• Exercise task
Filter the listing below, copying every line in which the word "that" appears.

Dataset items:
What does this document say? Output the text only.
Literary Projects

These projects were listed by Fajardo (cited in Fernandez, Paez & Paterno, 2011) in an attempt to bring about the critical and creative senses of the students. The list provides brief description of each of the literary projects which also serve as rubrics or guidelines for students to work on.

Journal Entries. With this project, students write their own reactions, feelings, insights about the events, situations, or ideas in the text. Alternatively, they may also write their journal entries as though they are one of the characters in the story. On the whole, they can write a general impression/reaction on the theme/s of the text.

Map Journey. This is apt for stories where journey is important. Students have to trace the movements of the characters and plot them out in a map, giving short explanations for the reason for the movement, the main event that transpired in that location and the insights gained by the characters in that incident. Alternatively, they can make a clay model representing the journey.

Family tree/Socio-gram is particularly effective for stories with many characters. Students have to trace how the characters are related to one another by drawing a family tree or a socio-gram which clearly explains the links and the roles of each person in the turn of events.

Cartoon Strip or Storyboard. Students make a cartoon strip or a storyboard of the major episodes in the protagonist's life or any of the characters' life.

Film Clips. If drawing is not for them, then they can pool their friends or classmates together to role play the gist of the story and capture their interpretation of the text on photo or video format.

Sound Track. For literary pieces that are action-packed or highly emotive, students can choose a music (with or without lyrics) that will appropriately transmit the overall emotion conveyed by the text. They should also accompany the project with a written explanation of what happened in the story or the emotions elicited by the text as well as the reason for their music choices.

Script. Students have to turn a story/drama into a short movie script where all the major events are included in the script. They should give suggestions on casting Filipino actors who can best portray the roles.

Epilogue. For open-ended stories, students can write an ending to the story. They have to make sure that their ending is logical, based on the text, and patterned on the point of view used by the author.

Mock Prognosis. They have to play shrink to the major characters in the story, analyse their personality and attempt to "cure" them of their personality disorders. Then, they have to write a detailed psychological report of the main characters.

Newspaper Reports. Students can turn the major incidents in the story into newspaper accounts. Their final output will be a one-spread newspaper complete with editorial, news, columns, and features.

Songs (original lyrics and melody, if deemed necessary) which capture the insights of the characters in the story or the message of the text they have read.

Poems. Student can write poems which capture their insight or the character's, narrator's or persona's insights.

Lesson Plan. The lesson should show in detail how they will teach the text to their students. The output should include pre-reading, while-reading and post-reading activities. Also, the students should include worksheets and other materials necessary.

• Correct response
Map Journey. This is apt for stories where journey is important. Students have to trace the movements of the characters and plot them out in a map, giving short explanations for the reason for the movement, the main event that transpired in that location and the insights gained by the characters in that incident. Alternatively, they can make a clay model representing the journey.
Sound Track. For literary pieces that are action-packed or highly emotive, students can choose a music (with or without lyrics) that will appropriately transmit the overall emotion conveyed by the text. They should also accompany the project with a written explanation of what happened in the story or the emotions elicited by the text as well as the reason for their music choices.
Epilogue. For open-ended stories, students can write an ending to the story. They have to make sure that their ending is logical, based on the text, and patterned on the point of view used by the author.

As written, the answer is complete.